Your objective:
Please copy every line of the records below that holds the word "this".

Provided records:
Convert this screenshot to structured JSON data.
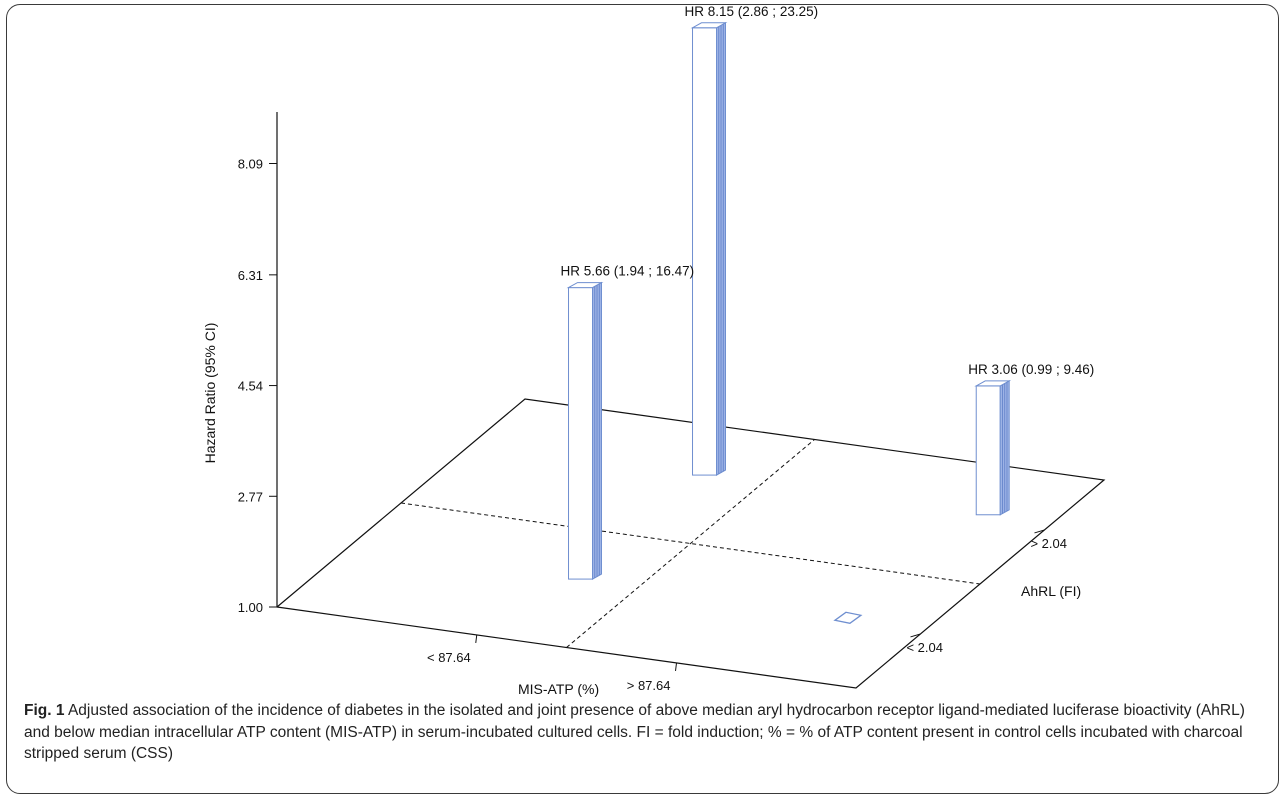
{
  "chart_data": {
    "type": "bar",
    "subtype": "3d-bar",
    "ylabel": "Hazard Ratio (95% CI)",
    "y_ticks": [
      "1.00",
      "2.77",
      "4.54",
      "6.31",
      "8.09"
    ],
    "ylim": [
      1.0,
      8.09
    ],
    "x_axis": {
      "label": "MIS-ATP (%)",
      "categories": [
        "< 87.64",
        "> 87.64"
      ]
    },
    "z_axis": {
      "label": "AhRL (FI)",
      "categories": [
        "< 2.04",
        "> 2.04"
      ]
    },
    "bars": [
      {
        "mis_atp": "< 87.64",
        "ahrl": "> 2.04",
        "value": 8.15,
        "label": "HR 8.15 (2.86 ; 23.25)"
      },
      {
        "mis_atp": "< 87.64",
        "ahrl": "< 2.04",
        "value": 5.66,
        "label": "HR 5.66 (1.94 ; 16.47)"
      },
      {
        "mis_atp": "> 87.64",
        "ahrl": "> 2.04",
        "value": 3.06,
        "label": "HR 3.06 (0.99 ; 9.46)"
      },
      {
        "mis_atp": "> 87.64",
        "ahrl": "< 2.04",
        "value": 1.0,
        "label": ""
      }
    ],
    "colors": {
      "bar_face": "#ffffff",
      "bar_edge": "#6f8fd0",
      "bar_side": "#9db3e6"
    },
    "grid": false
  },
  "caption": {
    "label": "Fig. 1",
    "text": "Adjusted association of the incidence of diabetes in the isolated and joint presence of above median aryl hydrocarbon receptor ligand-mediated luciferase bioactivity (AhRL) and below median intracellular ATP content (MIS-ATP) in serum-incubated cultured cells. FI = fold induction; % = % of ATP content present in control cells incubated with charcoal stripped serum (CSS)"
  }
}
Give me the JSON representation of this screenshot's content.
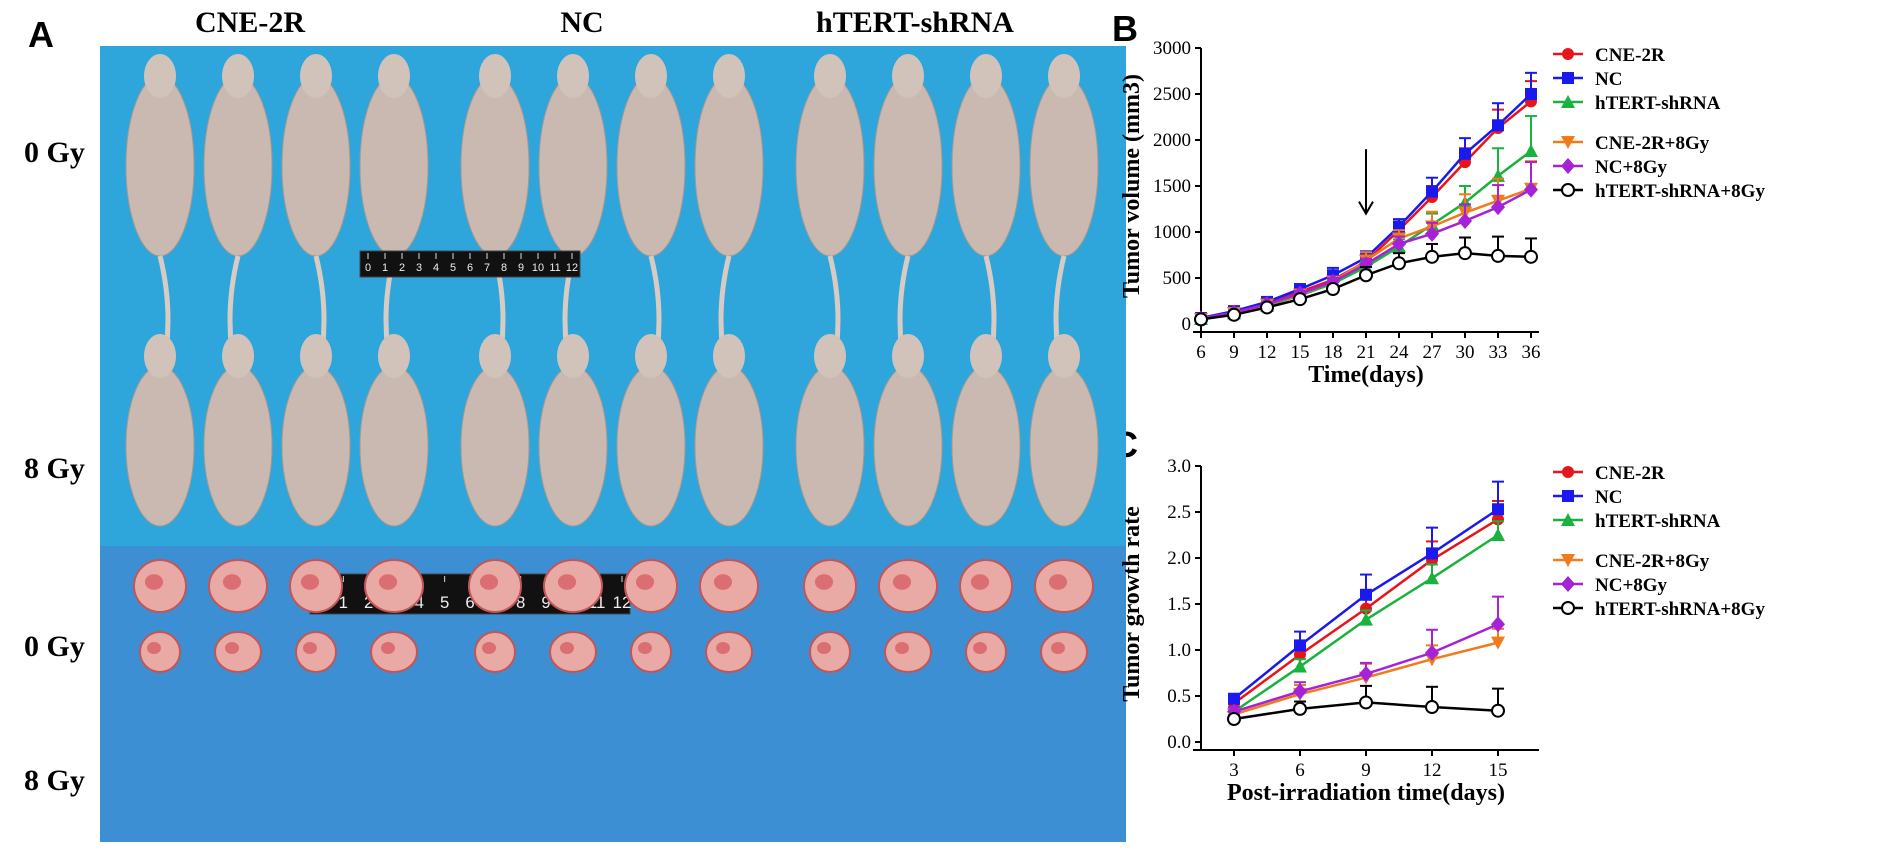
{
  "panels": {
    "a": "A",
    "b": "B",
    "c": "C"
  },
  "photo": {
    "group_labels": [
      "CNE-2R",
      "NC",
      "hTERT-shRNA"
    ],
    "row_labels": [
      "0 Gy",
      "8 Gy",
      "0 Gy",
      "8 Gy"
    ],
    "ruler_ticks": [
      "0",
      "1",
      "2",
      "3",
      "4",
      "5",
      "6",
      "7",
      "8",
      "9",
      "10",
      "11",
      "12"
    ]
  },
  "colors": {
    "red": "#e8141b",
    "blue": "#1a1aee",
    "green": "#18b23c",
    "orange": "#f07a1c",
    "purple": "#a522d6",
    "black": "#000000",
    "background_blue": "#2ea6dc",
    "tray_blue": "#3d8fd4"
  },
  "chart_data": [
    {
      "type": "line",
      "ylabel": "Tumor volume (mm3)",
      "xlabel": "Time(days)",
      "x": [
        6,
        9,
        12,
        15,
        18,
        21,
        24,
        27,
        30,
        33,
        36
      ],
      "xlim": [
        6,
        36
      ],
      "ylim": [
        0,
        3000
      ],
      "yticks": [
        0,
        500,
        1000,
        1500,
        2000,
        2500,
        3000
      ],
      "legend_position": "right",
      "annotation": "arrow at day 21",
      "series": [
        {
          "name": "CNE-2R",
          "color": "#e8141b",
          "marker": "circle",
          "values": [
            60,
            130,
            220,
            350,
            480,
            680,
            1020,
            1380,
            1760,
            2130,
            2420
          ],
          "errors": [
            10,
            15,
            25,
            30,
            40,
            60,
            70,
            120,
            150,
            200,
            220
          ]
        },
        {
          "name": "NC",
          "color": "#1a1aee",
          "marker": "square",
          "values": [
            65,
            140,
            240,
            380,
            530,
            720,
            1060,
            1440,
            1850,
            2160,
            2500
          ],
          "errors": [
            10,
            15,
            25,
            40,
            80,
            70,
            80,
            150,
            170,
            240,
            230
          ]
        },
        {
          "name": "hTERT-shRNA",
          "color": "#18b23c",
          "marker": "triangle-up",
          "values": [
            55,
            115,
            200,
            310,
            440,
            620,
            840,
            1080,
            1320,
            1610,
            1880
          ],
          "errors": [
            10,
            15,
            20,
            30,
            40,
            60,
            80,
            120,
            180,
            300,
            380
          ]
        },
        {
          "name": "CNE-2R+8Gy",
          "color": "#f07a1c",
          "marker": "triangle-down",
          "values": [
            55,
            120,
            210,
            320,
            460,
            690,
            930,
            1060,
            1210,
            1340,
            1470
          ],
          "errors": [
            10,
            15,
            20,
            30,
            40,
            90,
            90,
            160,
            200,
            240,
            300
          ]
        },
        {
          "name": "NC+8Gy",
          "color": "#a522d6",
          "marker": "diamond",
          "values": [
            60,
            125,
            215,
            330,
            460,
            650,
            870,
            980,
            1120,
            1270,
            1460
          ],
          "errors": [
            10,
            15,
            20,
            30,
            40,
            60,
            80,
            120,
            180,
            240,
            300
          ]
        },
        {
          "name": "hTERT-shRNA+8Gy",
          "color": "#000000",
          "marker": "open-circle",
          "values": [
            50,
            100,
            180,
            270,
            380,
            530,
            660,
            730,
            770,
            740,
            730
          ],
          "errors": [
            10,
            15,
            20,
            30,
            40,
            90,
            110,
            140,
            170,
            210,
            200
          ]
        }
      ]
    },
    {
      "type": "line",
      "ylabel": "Tumor growth rate",
      "xlabel": "Post-irradiation time(days)",
      "x": [
        3,
        6,
        9,
        12,
        15
      ],
      "xlim": [
        1.5,
        16.5
      ],
      "ylim": [
        0,
        3.0
      ],
      "yticks": [
        0.0,
        0.5,
        1.0,
        1.5,
        2.0,
        2.5,
        3.0
      ],
      "legend_position": "right",
      "series": [
        {
          "name": "CNE-2R",
          "color": "#e8141b",
          "marker": "circle",
          "values": [
            0.42,
            0.95,
            1.45,
            1.98,
            2.42
          ],
          "errors": [
            0.04,
            0.08,
            0.15,
            0.2,
            0.2
          ]
        },
        {
          "name": "NC",
          "color": "#1a1aee",
          "marker": "square",
          "values": [
            0.47,
            1.05,
            1.6,
            2.05,
            2.53
          ],
          "errors": [
            0.05,
            0.15,
            0.22,
            0.28,
            0.3
          ]
        },
        {
          "name": "hTERT-shRNA",
          "color": "#18b23c",
          "marker": "triangle-up",
          "values": [
            0.33,
            0.82,
            1.33,
            1.78,
            2.25
          ],
          "errors": [
            0.04,
            0.08,
            0.1,
            0.15,
            0.15
          ]
        },
        {
          "name": "CNE-2R+8Gy",
          "color": "#f07a1c",
          "marker": "triangle-down",
          "values": [
            0.3,
            0.52,
            0.7,
            0.9,
            1.08
          ],
          "errors": [
            0.05,
            0.1,
            0.15,
            0.15,
            0.15
          ]
        },
        {
          "name": "NC+8Gy",
          "color": "#a522d6",
          "marker": "diamond",
          "values": [
            0.33,
            0.55,
            0.74,
            0.97,
            1.28
          ],
          "errors": [
            0.05,
            0.1,
            0.12,
            0.25,
            0.3
          ]
        },
        {
          "name": "hTERT-shRNA+8Gy",
          "color": "#000000",
          "marker": "open-circle",
          "values": [
            0.25,
            0.36,
            0.43,
            0.38,
            0.34
          ],
          "errors": [
            0.04,
            0.08,
            0.18,
            0.22,
            0.24
          ]
        }
      ]
    }
  ]
}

Reply to the task:
Convert this screenshot to structured JSON data.
Give me the JSON representation of this screenshot's content.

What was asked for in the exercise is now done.